» **Dataset items**:
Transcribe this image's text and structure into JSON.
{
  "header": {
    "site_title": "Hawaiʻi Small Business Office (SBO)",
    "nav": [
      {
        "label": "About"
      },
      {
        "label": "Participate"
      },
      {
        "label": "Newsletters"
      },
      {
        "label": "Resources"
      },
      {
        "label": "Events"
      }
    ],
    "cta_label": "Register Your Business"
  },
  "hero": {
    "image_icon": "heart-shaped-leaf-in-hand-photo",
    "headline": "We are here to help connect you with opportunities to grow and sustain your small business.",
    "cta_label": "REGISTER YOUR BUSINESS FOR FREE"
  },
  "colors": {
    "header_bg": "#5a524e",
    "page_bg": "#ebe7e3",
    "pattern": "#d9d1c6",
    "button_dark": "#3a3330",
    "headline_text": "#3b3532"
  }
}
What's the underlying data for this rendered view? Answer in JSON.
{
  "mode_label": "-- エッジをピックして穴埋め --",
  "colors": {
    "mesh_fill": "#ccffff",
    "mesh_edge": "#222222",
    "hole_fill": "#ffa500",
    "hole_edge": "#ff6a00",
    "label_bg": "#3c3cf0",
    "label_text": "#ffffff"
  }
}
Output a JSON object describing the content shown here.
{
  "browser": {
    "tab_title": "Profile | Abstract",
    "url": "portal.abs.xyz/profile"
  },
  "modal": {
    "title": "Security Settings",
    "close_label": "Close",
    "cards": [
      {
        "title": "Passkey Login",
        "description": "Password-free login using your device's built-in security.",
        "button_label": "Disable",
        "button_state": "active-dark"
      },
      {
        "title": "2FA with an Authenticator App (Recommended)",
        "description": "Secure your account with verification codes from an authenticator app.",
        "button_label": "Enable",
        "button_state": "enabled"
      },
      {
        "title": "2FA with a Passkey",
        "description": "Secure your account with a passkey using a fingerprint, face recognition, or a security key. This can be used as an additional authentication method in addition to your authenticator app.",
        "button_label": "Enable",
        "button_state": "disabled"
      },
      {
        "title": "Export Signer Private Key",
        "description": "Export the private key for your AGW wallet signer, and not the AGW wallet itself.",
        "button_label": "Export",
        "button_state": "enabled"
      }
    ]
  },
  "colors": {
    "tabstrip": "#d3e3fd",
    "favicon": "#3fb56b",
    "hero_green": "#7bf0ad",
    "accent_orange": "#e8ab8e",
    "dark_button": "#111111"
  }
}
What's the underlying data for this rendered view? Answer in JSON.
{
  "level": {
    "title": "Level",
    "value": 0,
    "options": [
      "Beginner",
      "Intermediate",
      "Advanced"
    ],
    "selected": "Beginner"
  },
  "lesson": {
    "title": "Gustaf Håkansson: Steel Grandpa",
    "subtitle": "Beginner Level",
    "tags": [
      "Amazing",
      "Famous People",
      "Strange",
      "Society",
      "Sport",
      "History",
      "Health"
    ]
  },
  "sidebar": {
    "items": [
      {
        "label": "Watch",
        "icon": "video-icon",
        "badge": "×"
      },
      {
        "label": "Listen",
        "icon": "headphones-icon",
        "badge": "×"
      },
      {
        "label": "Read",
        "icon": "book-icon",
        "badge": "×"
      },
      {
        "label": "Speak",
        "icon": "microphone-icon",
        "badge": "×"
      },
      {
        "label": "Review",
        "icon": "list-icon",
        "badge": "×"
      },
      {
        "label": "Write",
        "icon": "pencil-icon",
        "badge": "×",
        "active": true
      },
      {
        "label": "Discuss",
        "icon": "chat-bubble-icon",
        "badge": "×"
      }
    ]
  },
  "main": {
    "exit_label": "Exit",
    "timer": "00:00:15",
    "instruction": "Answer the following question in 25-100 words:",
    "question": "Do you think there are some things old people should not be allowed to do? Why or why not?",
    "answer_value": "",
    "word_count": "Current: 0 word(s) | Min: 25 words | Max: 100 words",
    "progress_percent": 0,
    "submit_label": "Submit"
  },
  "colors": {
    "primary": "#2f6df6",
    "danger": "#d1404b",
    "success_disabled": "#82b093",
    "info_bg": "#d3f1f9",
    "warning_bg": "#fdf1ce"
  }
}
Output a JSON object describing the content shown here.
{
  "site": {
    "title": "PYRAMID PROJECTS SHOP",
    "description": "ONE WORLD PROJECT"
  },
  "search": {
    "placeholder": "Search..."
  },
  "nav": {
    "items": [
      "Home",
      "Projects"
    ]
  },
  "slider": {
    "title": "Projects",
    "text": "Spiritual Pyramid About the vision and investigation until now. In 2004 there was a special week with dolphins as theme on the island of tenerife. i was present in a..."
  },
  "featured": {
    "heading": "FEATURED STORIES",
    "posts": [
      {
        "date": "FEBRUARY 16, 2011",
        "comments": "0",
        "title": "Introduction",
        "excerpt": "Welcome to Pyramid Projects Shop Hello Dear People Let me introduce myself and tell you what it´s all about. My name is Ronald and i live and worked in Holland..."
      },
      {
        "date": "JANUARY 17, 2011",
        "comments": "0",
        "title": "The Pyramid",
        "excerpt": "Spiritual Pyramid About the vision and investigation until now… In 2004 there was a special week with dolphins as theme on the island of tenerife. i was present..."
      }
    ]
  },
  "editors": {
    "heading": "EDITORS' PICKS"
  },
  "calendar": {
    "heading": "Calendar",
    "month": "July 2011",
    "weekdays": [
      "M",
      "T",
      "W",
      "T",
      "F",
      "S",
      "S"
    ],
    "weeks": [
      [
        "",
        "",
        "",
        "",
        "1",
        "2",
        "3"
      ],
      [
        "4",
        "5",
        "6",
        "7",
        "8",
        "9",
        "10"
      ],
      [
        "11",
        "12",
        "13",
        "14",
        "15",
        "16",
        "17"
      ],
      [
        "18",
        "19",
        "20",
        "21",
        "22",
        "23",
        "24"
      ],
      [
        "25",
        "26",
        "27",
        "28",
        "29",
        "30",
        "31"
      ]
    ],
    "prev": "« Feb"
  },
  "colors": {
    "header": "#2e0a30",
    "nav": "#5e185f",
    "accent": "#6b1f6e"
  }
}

» **Problem**: Reproduce the full set of records precisely.

» **Expected output**:
Transcribe this image's text and structure into JSON.
{
  "header": {
    "site_title": "Hawaiʻi Small Business Office (SBO)",
    "nav": [
      {
        "label": "About"
      },
      {
        "label": "Participate"
      },
      {
        "label": "Newsletters"
      },
      {
        "label": "Resources"
      },
      {
        "label": "Events"
      }
    ],
    "cta_label": "Register Your Business"
  },
  "hero": {
    "image_icon": "heart-shaped-leaf-in-hand-photo",
    "headline": "We are here to help connect you with opportunities to grow and sustain your small business.",
    "cta_label": "REGISTER YOUR BUSINESS FOR FREE"
  },
  "colors": {
    "header_bg": "#5a524e",
    "page_bg": "#ebe7e3",
    "pattern": "#d9d1c6",
    "button_dark": "#3a3330",
    "headline_text": "#3b3532"
  }
}
What's the underlying data for this rendered view? Answer in JSON.
{
  "mode_label": "-- エッジをピックして穴埋め --",
  "colors": {
    "mesh_fill": "#ccffff",
    "mesh_edge": "#222222",
    "hole_fill": "#ffa500",
    "hole_edge": "#ff6a00",
    "label_bg": "#3c3cf0",
    "label_text": "#ffffff"
  }
}
Output a JSON object describing the content shown here.
{
  "browser": {
    "tab_title": "Profile | Abstract",
    "url": "portal.abs.xyz/profile"
  },
  "modal": {
    "title": "Security Settings",
    "close_label": "Close",
    "cards": [
      {
        "title": "Passkey Login",
        "description": "Password-free login using your device's built-in security.",
        "button_label": "Disable",
        "button_state": "active-dark"
      },
      {
        "title": "2FA with an Authenticator App (Recommended)",
        "description": "Secure your account with verification codes from an authenticator app.",
        "button_label": "Enable",
        "button_state": "enabled"
      },
      {
        "title": "2FA with a Passkey",
        "description": "Secure your account with a passkey using a fingerprint, face recognition, or a security key. This can be used as an additional authentication method in addition to your authenticator app.",
        "button_label": "Enable",
        "button_state": "disabled"
      },
      {
        "title": "Export Signer Private Key",
        "description": "Export the private key for your AGW wallet signer, and not the AGW wallet itself.",
        "button_label": "Export",
        "button_state": "enabled"
      }
    ]
  },
  "colors": {
    "tabstrip": "#d3e3fd",
    "favicon": "#3fb56b",
    "hero_green": "#7bf0ad",
    "accent_orange": "#e8ab8e",
    "dark_button": "#111111"
  }
}
What's the underlying data for this rendered view? Answer in JSON.
{
  "level": {
    "title": "Level",
    "value": 0,
    "options": [
      "Beginner",
      "Intermediate",
      "Advanced"
    ],
    "selected": "Beginner"
  },
  "lesson": {
    "title": "Gustaf Håkansson: Steel Grandpa",
    "subtitle": "Beginner Level",
    "tags": [
      "Amazing",
      "Famous People",
      "Strange",
      "Society",
      "Sport",
      "History",
      "Health"
    ]
  },
  "sidebar": {
    "items": [
      {
        "label": "Watch",
        "icon": "video-icon",
        "badge": "×"
      },
      {
        "label": "Listen",
        "icon": "headphones-icon",
        "badge": "×"
      },
      {
        "label": "Read",
        "icon": "book-icon",
        "badge": "×"
      },
      {
        "label": "Speak",
        "icon": "microphone-icon",
        "badge": "×"
      },
      {
        "label": "Review",
        "icon": "list-icon",
        "badge": "×"
      },
      {
        "label": "Write",
        "icon": "pencil-icon",
        "badge": "×",
        "active": true
      },
      {
        "label": "Discuss",
        "icon": "chat-bubble-icon",
        "badge": "×"
      }
    ]
  },
  "main": {
    "exit_label": "Exit",
    "timer": "00:00:15",
    "instruction": "Answer the following question in 25-100 words:",
    "question": "Do you think there are some things old people should not be allowed to do? Why or why not?",
    "answer_value": "",
    "word_count": "Current: 0 word(s) | Min: 25 words | Max: 100 words",
    "progress_percent": 0,
    "submit_label": "Submit"
  },
  "colors": {
    "primary": "#2f6df6",
    "danger": "#d1404b",
    "success_disabled": "#82b093",
    "info_bg": "#d3f1f9",
    "warning_bg": "#fdf1ce"
  }
}
Output a JSON object describing the content shown here.
{
  "site": {
    "title": "PYRAMID PROJECTS SHOP",
    "description": "ONE WORLD PROJECT"
  },
  "search": {
    "placeholder": "Search..."
  },
  "nav": {
    "items": [
      "Home",
      "Projects"
    ]
  },
  "slider": {
    "title": "Projects",
    "text": "Spiritual Pyramid About the vision and investigation until now. In 2004 there was a special week with dolphins as theme on the island of tenerife. i was present in a..."
  },
  "featured": {
    "heading": "FEATURED STORIES",
    "posts": [
      {
        "date": "FEBRUARY 16, 2011",
        "comments": "0",
        "title": "Introduction",
        "excerpt": "Welcome to Pyramid Projects Shop Hello Dear People Let me introduce myself and tell you what it´s all about. My name is Ronald and i live and worked in Holland..."
      },
      {
        "date": "JANUARY 17, 2011",
        "comments": "0",
        "title": "The Pyramid",
        "excerpt": "Spiritual Pyramid About the vision and investigation until now… In 2004 there was a special week with dolphins as theme on the island of tenerife. i was present..."
      }
    ]
  },
  "editors": {
    "heading": "EDITORS' PICKS"
  },
  "calendar": {
    "heading": "Calendar",
    "month": "July 2011",
    "weekdays": [
      "M",
      "T",
      "W",
      "T",
      "F",
      "S",
      "S"
    ],
    "weeks": [
      [
        "",
        "",
        "",
        "",
        "1",
        "2",
        "3"
      ],
      [
        "4",
        "5",
        "6",
        "7",
        "8",
        "9",
        "10"
      ],
      [
        "11",
        "12",
        "13",
        "14",
        "15",
        "16",
        "17"
      ],
      [
        "18",
        "19",
        "20",
        "21",
        "22",
        "23",
        "24"
      ],
      [
        "25",
        "26",
        "27",
        "28",
        "29",
        "30",
        "31"
      ]
    ],
    "prev": "« Feb"
  },
  "colors": {
    "header": "#2e0a30",
    "nav": "#5e185f",
    "accent": "#6b1f6e"
  }
}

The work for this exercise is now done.